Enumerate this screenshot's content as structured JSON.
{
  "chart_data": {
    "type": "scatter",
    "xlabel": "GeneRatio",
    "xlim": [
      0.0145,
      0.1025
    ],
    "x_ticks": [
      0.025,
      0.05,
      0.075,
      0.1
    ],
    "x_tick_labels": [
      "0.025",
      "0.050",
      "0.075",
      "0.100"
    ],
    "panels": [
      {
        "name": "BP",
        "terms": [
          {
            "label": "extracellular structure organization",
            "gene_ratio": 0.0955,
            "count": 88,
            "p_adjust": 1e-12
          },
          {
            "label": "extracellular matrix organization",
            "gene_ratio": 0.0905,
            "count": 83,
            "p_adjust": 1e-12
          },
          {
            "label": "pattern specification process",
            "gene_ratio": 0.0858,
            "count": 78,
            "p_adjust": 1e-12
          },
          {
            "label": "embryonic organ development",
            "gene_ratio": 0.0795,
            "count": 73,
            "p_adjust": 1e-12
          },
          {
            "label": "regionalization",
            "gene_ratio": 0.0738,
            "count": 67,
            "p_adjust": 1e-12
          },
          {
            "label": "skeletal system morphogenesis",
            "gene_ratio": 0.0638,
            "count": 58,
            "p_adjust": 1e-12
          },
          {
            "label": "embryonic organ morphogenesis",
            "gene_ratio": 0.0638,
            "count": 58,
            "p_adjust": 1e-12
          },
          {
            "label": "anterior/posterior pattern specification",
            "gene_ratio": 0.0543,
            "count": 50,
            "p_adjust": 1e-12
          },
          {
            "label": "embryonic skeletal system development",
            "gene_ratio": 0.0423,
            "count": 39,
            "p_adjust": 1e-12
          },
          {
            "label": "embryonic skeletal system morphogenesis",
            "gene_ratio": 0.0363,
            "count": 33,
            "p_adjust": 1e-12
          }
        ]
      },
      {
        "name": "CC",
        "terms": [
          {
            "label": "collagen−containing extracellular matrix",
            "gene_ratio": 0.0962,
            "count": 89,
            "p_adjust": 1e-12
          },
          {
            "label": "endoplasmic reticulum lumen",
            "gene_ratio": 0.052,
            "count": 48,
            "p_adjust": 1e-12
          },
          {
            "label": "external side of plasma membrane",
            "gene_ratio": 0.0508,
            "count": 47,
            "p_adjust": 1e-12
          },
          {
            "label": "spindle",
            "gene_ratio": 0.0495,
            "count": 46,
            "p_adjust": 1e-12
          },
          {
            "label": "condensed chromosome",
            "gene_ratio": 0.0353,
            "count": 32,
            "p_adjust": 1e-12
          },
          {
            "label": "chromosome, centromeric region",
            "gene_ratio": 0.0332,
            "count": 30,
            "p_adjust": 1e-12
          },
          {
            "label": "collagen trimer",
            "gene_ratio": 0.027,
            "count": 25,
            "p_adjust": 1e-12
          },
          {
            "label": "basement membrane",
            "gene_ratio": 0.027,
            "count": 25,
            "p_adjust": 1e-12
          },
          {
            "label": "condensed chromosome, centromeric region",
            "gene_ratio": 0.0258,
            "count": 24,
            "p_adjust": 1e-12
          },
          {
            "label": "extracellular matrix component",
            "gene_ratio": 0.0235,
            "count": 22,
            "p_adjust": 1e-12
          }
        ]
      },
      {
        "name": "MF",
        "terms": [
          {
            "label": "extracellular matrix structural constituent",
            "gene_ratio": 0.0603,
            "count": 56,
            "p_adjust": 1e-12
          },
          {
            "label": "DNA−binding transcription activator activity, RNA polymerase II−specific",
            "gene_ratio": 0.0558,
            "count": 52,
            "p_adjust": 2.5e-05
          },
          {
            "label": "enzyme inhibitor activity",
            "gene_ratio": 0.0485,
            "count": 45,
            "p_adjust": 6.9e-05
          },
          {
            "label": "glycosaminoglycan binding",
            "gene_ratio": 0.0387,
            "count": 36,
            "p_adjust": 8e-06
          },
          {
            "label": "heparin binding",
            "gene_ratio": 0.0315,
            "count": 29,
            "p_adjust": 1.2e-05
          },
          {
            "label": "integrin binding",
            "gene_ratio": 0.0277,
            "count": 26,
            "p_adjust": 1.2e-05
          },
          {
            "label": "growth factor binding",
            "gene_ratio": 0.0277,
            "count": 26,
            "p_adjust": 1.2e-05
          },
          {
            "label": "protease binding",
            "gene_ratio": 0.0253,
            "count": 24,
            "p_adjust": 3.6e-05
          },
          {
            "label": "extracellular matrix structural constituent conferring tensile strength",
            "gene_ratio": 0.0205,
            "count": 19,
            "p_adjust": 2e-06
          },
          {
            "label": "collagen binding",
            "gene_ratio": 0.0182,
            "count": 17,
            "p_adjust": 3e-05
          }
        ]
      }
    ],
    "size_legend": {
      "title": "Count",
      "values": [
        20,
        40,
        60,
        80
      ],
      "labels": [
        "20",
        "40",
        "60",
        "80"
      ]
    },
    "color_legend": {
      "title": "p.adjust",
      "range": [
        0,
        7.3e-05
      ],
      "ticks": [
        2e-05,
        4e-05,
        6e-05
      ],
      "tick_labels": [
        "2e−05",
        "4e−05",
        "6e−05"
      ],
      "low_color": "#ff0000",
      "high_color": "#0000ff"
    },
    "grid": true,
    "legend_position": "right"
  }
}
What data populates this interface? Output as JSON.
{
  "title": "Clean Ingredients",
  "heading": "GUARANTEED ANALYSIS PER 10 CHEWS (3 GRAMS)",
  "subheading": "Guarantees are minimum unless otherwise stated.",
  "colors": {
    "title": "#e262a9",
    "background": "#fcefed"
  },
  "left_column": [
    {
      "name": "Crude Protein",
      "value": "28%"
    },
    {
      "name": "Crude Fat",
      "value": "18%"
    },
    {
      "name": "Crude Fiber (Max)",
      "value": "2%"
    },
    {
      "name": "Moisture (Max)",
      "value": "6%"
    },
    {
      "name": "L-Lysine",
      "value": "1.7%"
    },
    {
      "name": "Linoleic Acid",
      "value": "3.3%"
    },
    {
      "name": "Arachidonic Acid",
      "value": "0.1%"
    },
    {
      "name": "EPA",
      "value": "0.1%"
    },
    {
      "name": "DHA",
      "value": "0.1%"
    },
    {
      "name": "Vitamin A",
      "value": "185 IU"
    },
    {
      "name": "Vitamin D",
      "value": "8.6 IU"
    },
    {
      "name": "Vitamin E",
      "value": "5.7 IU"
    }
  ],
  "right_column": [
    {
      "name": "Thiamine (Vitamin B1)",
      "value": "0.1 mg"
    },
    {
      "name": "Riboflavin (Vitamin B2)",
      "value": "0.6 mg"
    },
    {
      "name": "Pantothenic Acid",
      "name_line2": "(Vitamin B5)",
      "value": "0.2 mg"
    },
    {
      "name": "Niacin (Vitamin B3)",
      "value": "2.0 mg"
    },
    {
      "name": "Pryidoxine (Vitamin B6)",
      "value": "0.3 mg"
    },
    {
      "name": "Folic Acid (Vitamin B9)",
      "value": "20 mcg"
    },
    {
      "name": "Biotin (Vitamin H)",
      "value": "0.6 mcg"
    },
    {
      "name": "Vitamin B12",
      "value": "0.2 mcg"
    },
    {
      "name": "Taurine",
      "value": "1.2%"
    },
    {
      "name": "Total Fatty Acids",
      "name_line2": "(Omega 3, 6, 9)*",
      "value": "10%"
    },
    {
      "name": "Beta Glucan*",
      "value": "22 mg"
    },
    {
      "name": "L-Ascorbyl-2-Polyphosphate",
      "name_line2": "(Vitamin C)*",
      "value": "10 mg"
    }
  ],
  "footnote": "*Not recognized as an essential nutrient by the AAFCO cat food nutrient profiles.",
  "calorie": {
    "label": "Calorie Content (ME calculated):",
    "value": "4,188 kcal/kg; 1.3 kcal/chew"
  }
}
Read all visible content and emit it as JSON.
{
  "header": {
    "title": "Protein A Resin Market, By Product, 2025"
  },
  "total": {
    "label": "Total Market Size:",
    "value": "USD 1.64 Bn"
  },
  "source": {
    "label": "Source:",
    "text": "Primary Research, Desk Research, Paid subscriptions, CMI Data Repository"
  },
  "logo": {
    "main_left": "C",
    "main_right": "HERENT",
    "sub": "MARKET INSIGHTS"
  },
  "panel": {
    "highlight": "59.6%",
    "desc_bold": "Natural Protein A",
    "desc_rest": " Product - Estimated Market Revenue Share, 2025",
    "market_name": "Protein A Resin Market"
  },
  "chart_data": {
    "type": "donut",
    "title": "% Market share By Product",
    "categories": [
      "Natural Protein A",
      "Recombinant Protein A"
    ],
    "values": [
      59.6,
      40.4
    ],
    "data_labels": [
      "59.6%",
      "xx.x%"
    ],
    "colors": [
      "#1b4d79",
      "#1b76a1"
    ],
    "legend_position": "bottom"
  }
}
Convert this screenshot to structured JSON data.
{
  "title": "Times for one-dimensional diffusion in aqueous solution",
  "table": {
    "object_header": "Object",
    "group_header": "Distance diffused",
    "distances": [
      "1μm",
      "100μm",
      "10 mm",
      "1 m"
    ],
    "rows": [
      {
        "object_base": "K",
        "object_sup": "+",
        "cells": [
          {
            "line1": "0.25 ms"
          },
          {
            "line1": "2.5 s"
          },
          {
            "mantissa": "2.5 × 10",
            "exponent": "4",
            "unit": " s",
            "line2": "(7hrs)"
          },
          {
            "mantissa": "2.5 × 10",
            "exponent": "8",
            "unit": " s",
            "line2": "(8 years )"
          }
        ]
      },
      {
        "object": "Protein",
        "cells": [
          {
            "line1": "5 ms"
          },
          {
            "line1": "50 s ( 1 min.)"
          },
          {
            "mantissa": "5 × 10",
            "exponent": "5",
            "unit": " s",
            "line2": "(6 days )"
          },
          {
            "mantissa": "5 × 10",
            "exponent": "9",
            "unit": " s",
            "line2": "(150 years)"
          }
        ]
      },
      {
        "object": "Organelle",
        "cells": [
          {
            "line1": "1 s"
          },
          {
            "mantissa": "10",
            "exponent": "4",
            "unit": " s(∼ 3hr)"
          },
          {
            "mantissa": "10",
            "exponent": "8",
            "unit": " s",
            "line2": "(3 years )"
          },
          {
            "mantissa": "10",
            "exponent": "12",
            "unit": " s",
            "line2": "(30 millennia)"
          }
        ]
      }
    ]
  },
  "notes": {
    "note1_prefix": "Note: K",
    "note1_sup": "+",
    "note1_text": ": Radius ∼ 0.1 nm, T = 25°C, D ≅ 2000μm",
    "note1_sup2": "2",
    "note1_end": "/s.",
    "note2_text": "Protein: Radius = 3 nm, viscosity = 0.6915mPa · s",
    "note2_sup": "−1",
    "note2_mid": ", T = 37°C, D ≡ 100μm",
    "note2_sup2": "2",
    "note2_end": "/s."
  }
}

▶ [Problem to work on]:
A single number is the whole answer: report how many lines in the data above include the word "pattern".

▶ [Your solution]:
2